» Opdrachten
a - Onder welk kabinet werd volgens het artikel over zorgfinanciering de finance-blik in de jaren 80 steeds dominanter?
b - Zet het artikel over zorgfinanciering voort, aansluitend op de laatste zin.

“Zorginstellingen moeten zich meer als ondernemingen beschouwen”

 In Sectortrends

De kwaliteit en de organisatie van de gezondheidszorg zijn en blijven hete hangijzers. Of het nu over het tekort aan zorgpersoneel gaat, de sociale verplichtingen vanuit de participatiewet of de steeds maar stijgende zorgkosten: de krant staat er vol mee. De ‘handjes’ aan het bed zijn cruciaal, maar een zorginstelling die financieel niet in control is kan uiteindelijk óók niet bieden wat het belooft en waar ze maatschappelijk verantwoordelijk voor is. Peter Weda, voormalig interim-manager bij zorginstelling Warande, is stellig over de richting die zorg én finance op moeten om in de toekomst gepaste diensten te kunnen blijven leveren.

Om te begrijpen waar de huidige financiële problematiek in de zorg vandaan komt, werpen we, samen met Peter Weda, een blik op het verleden. Weda, tot tot 7 mei interim-manager bij Warande, loopt al decennia mee op het snijvlak van zorg en finance. Weda: “Nog niet zo lang geleden was de gezondheidszorg in afgebakende sectoren georganiseerd. Vanwege de geldende wet- en regelgeving was er geen ruimte voor ondernemerschap. De kapitaallasten voor de investeringen en de exploitatiekosten werden door de overheid gegarandeerd.”

In de jaren 80, onder aanvoering van het kabinet-Lubbers, werd de finance-blik steeds dominanter, als gevolg van zorgbudgetten die werden ingevoerd. “Naarmate de jaren vorderden, werd de organisatie en het beheer van de zorg steeds complexer. Er kwamen steeds meer parameters omtrent de budgetten voor de verpleging en de behandeling. De zorgvraag werd opgedeeld in zorgzwaarte-types en gedifferentieerd naar zorg in de thuissituatie, in natura en zorg in een instelling”, legt Weda uit. Hetzelfde gold voor de bouwactiviteiten. “Alle financiële verantwoordelijkheden, die tot de jaren 80 door middel van nationale wetgeving waren gegarandeerd, werden bij de zorginstellingen gelegd.”

» Getoonde gegevens
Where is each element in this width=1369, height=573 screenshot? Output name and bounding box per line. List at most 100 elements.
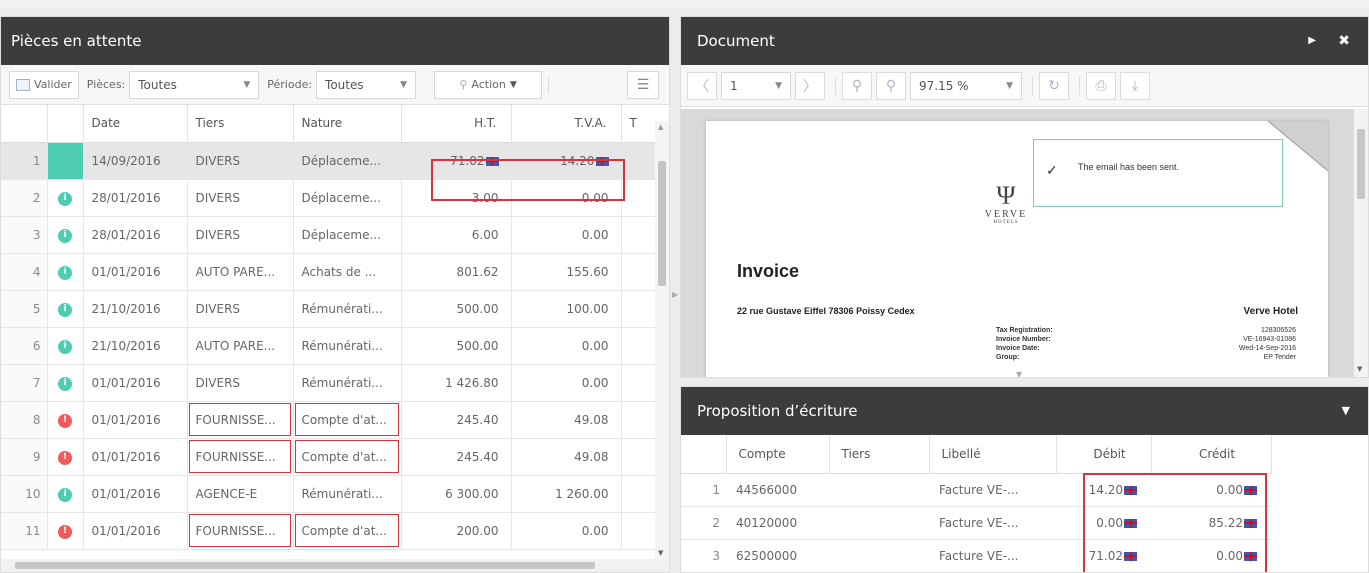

» Verwachte antwoorden
a - Onder het kabinet-Lubbers.

b -
Zorg en vastgoed kwamen op hetzelfde bord van de instelling te liggen. Terwijl er eerst nog aparte wetten bestonden, zoals de wet Ziekenhuisvoorzieningen en de wet Tarieven Gezondheidszorg, verdwenen deze zekerheden vanaf de jaren 80 geleidelijk, tot ze in 2006 definitief vervielen. Er bleef één geldpot over. “Wat daar zo gevaarlijk aan is, is uiteindelijk ook gebeurd: geld dat eigenlijk bedoeld was voor de vastgoedontwikkeling, is richting de handjes aan het bed verdwenen.”

Wal keert schip
Anno 2018 lijkt de wal het schip te keren. Terwijl al het geld niet geoormerkt naar de zorgverlening zelf is gegaan, blijkt de organisatie van de zorg noch de vastgoedontwikkeling op orde te zijn. Weda: “Terwijl de druk op de zorgsector verder stijgt, als gevolg van de dubbele vergrijzing. Er gaan steeds meer mensen een beroep doen op de zorg en dan hebben deze mensen ook nog eens een grotere zorgvraag.” Bouwkundige capaciteit om uit te breiden, om zo aan de groeiende zorgbehoeften te voldoen, is er niet: dat geld is jarenlang naar de zorgverlening gegaan en is niet voldoende gereserveerd.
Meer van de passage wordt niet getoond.